Short exercise A:
List every company named in the directors' report on significant events.
Short exercise B:
Write the next part of the directors' report on significant events, picking up after its final sentence.

Passage to read:
--- start ---

DIRECTORS' REPORT - SIGNIFICANT EVENTS
* Full Riches Investments Ltd
Please see separate announcement made earlier today
* Canley Developments Inc - Joint Venture
As announced on 27 March, 2003 the parent company, Gold Mines of Sardinia plc
(GMS plc) and its Italian subsidiary, Sardinia Gold Mining S.p.A. (SGM) entered
into a Heads of Agreement with Canley Developments Inc, a Canadian corporation,
under which Canley had the option to earn up to a 45% equity interest in the
company's Furtei mining and explorations concessions in Sardinia.
On May 28, 2003, as provided for in the Heads of Agreement, the company
announced that it has now executed a more formal Option Agreement and Joint
Venture Terms with Canley, which embodies the terms of the Heads of Agreement.
Under the Option Agreement, Canley has an option over a 45% interest in the
Furtei Project comprising the mine and its surrounding exploration tenements in
return for spending 100% of the exploration and mining expenditure required for
the Furtei project, to an amount of Euro15 million. The term of the option is eight
years. Canley can earn its interest in two stages of 22.5% for each Euro7.5 million
spent, at a minimum rate of Euro1 million in the first year, and Euro2 million in each
successive year.
Canley's earn-in expenditure will be carried out in joint venture ('JV') with
GMS plc and SGM, and SGM will act as manager. The final structure of the joint
venture at Furtei is expected to be effectively 45% each to GMS plc and Canley,
and 10% to Progemisa S.p.A., a corporation owned by the Sardinian Government.
After Canley has earned its 45% interest, it will pay 50% of all future Furtei
project costs, and GMS plc, which presently funds the whole of the project's
expenditure requirements under separate arrangement with Progemisa, the
remaining 50%. If Canley earns only a 22.5% interest, it will pay 25% of project
costs and GMS plc will effectively pay 75%.

--- end ---

Extracted information:
--- start ---

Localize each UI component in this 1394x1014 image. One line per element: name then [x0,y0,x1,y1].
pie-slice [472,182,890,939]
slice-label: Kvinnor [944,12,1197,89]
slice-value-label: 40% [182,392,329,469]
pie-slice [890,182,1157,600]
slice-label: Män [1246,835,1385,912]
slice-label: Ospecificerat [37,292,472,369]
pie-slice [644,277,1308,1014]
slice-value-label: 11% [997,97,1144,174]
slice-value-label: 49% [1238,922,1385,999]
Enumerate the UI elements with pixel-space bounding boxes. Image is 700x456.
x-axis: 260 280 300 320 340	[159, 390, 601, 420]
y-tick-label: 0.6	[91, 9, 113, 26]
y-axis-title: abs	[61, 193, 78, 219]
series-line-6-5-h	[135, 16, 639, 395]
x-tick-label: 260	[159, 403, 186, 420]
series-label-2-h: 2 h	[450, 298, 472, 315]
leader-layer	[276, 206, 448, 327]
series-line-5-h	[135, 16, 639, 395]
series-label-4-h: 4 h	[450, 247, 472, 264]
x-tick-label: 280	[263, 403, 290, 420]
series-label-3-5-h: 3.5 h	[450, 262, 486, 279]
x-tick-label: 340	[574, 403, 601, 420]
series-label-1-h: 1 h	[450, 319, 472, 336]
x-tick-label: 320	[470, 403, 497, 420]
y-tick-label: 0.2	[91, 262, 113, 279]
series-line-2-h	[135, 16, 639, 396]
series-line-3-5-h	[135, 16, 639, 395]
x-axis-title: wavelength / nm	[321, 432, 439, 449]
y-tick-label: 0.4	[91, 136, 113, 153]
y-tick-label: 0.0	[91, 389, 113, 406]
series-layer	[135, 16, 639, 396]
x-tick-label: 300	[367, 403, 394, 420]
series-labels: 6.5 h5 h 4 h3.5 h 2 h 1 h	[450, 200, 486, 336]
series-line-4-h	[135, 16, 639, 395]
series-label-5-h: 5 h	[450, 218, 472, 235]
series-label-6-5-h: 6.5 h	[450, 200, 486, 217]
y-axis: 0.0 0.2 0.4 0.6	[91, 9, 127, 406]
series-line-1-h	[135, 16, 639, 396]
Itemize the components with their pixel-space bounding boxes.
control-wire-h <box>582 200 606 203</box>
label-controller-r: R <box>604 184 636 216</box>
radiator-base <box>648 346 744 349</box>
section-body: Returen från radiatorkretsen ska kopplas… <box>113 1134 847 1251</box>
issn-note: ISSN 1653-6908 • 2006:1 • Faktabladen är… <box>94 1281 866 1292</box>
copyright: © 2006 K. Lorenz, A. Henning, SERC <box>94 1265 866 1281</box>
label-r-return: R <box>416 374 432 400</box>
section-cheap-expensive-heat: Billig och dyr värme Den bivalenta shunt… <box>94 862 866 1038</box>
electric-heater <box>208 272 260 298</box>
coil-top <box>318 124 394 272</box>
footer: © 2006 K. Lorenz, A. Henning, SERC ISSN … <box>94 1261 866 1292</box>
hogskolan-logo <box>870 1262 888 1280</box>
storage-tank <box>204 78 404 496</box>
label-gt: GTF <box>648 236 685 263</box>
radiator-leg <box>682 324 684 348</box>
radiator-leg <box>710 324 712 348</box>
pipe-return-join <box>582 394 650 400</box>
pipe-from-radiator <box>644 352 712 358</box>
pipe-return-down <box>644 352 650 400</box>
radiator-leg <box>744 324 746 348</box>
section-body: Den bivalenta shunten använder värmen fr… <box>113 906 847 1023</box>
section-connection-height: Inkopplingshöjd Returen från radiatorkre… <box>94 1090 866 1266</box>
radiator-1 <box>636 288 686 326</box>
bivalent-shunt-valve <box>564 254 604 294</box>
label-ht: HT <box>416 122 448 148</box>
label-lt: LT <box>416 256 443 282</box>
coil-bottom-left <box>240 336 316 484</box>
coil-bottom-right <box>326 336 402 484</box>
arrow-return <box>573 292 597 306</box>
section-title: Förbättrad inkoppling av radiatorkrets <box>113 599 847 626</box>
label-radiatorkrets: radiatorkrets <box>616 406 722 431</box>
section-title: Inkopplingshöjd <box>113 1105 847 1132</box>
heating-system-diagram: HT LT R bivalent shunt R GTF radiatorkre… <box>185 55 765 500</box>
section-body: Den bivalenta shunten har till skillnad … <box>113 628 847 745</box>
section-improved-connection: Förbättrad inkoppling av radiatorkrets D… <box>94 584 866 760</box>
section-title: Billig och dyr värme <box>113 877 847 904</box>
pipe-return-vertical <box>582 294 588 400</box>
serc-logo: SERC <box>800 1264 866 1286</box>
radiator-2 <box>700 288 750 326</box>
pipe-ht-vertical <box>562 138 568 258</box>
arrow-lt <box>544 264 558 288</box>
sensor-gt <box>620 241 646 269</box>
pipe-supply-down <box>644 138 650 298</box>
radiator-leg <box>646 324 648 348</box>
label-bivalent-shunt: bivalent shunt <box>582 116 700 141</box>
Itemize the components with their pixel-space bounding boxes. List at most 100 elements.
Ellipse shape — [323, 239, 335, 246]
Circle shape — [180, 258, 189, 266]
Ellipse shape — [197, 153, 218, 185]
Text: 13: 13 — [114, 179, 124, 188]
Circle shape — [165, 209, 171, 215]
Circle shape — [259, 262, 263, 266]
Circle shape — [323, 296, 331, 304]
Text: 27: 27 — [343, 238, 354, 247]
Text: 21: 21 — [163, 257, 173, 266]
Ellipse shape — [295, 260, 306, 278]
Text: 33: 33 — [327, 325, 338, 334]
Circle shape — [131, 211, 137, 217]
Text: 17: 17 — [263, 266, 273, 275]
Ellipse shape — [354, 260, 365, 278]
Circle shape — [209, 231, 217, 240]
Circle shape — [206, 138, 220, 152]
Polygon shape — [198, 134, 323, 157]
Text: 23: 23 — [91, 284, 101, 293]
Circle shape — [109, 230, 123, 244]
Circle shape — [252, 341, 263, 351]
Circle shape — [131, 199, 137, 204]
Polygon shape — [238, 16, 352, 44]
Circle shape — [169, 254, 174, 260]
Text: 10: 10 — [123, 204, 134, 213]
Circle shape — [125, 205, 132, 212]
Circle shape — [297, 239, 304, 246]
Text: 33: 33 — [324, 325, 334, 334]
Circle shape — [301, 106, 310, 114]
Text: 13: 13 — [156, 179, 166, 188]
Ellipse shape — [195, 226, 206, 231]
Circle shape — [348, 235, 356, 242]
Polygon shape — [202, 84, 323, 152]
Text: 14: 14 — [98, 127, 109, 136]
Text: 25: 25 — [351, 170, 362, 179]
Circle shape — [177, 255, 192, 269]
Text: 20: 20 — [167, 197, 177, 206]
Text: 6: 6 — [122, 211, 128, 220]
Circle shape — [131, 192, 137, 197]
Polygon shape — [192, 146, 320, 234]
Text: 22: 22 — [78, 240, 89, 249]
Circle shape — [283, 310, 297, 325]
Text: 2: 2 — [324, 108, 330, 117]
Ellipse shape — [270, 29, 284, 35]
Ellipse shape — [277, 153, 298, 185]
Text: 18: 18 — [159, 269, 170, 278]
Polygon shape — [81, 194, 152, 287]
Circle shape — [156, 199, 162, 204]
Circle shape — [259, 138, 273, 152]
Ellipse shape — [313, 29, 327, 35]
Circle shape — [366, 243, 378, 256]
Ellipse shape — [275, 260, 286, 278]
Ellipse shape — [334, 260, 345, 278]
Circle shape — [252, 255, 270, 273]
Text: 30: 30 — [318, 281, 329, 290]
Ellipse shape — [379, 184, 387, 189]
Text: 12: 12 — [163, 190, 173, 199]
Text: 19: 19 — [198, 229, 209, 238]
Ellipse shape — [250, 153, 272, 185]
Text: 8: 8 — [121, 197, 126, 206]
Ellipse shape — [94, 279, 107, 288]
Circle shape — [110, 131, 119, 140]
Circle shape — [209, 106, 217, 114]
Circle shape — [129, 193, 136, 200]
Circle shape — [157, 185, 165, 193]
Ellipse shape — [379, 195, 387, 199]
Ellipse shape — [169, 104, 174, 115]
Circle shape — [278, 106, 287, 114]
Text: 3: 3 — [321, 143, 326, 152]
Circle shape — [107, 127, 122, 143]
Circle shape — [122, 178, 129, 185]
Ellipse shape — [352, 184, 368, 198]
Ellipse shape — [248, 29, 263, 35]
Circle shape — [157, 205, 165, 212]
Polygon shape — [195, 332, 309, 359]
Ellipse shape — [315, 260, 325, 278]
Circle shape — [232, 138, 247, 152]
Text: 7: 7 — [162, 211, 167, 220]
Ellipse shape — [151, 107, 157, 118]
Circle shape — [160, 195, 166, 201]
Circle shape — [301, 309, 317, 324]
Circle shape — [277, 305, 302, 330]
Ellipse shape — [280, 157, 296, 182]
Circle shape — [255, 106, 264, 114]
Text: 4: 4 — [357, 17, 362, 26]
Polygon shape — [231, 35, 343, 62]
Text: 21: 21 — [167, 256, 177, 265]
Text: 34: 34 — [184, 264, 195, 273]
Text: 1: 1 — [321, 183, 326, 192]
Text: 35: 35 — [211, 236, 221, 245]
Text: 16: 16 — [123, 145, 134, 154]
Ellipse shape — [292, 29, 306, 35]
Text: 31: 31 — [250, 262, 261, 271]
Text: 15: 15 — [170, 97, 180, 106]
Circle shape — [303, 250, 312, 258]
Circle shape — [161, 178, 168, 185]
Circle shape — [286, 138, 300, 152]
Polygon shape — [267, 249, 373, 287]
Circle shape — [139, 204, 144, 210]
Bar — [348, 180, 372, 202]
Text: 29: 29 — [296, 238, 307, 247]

--- end ---

Final answer A:
Full Riches Investments Ltd, Canley Developments Inc, Gold Mines of Sardinia plc, Sardinia Gold Mining S.p.A., Progemisa S.p.A.

Final answer B:
Canley also has a right, exercisable for six months, to nominate two areas of up
to 100 square kilometres other than the Monte Ollasteddu prospect. Canley will
then have the exclusive ability for 3 months to negotiate with GMS plc on the
terms of a possible JV for exploration and mining on the nominated areas.
Under the Option Agreement and in addition to operations carried out at Canley's
sole cost, GMS plc retains the right to utilise the Furtei mining plant for
processing material from sources outside the Furtei Project, and also to carry
on operations on its own account, on a total cost recovery basis.
* Canley Developments Inc - Placement
On May 28, 2003, GMS plc announced that it had placed 11,111,111 ordinary shares
to Canley Developments Inc., at a price of 9 pence per share, to raise #1
million. Each share is accompanied by an unlisted warrant, which entitles the
holder to subscribe for one ordinary share in GMS plc at a price of 11 pence,
exercisable for a period of two years from the date of issue.
NB: In July 2003, Canley Developments Inc changed its name to Sargold Resource
Corporation.
* Barrick Gold Corporation / Homestake Mining Company of California
As announced by Gold Mines of Sardinia Pty Limited (GMS Pty Ltd) in January
2002, an agreement was entered into by GMS Pty Ltd, SGM and Homestake Mining
Company of California (Homestake) (now a subsidiary of Barrick Gold Corporation,
pursuant to which options were granted to Homestake to joint venture two areas
in Sardinia.
The first option related to the Monte Ollasteddu area and was exercisable by the
later of 30 June 2003, or 31 days after the primary data from an initial
drilling programme on the area had been received.
GMS plc announced on 5 September 2003 that Barrick / Homestake have now
withdrawn from the Monte Ollasteddu venture for strategic reasons. This decision
was formalised by the execution of a Mutual Release and Termination Agreement
between GMS plc, SGM and Homestake.
The second option for Homestake to joint venture a second area nominated by
Homestake within Sardinia was not exercised and expired on 31 December 2002.
* Bolivar Gold Corporation - Post 30 June 2003 developments
On 5 September 2003, GMS plc announced that it had signed a letter of intent
with Bolivar Gold Corporation. (TSX: BGC) ("Bolivar"). The two companies will
form a JV to develop GMS's Monte Ollasteddu gold project in Sardinia, Italy.
Under the terms of the agreement Bolivar will be able to earn up to a 70%
interest in the project on the successful completion of certain development
milestones. The JV will seek to undertake extensive drilling to quantify the
site's gold resources with a view to the establishment of production.
Under the proposals outlined in the letter of intent, Bolivar will earn a 15%
direct interest in the project upon receipt of all necessary research and access
rights to the Monte Ollasteddu prospect, a further 40% on completion of a
pre-feasibility study and an additional 15% upon completion of a bankable
feasibility study.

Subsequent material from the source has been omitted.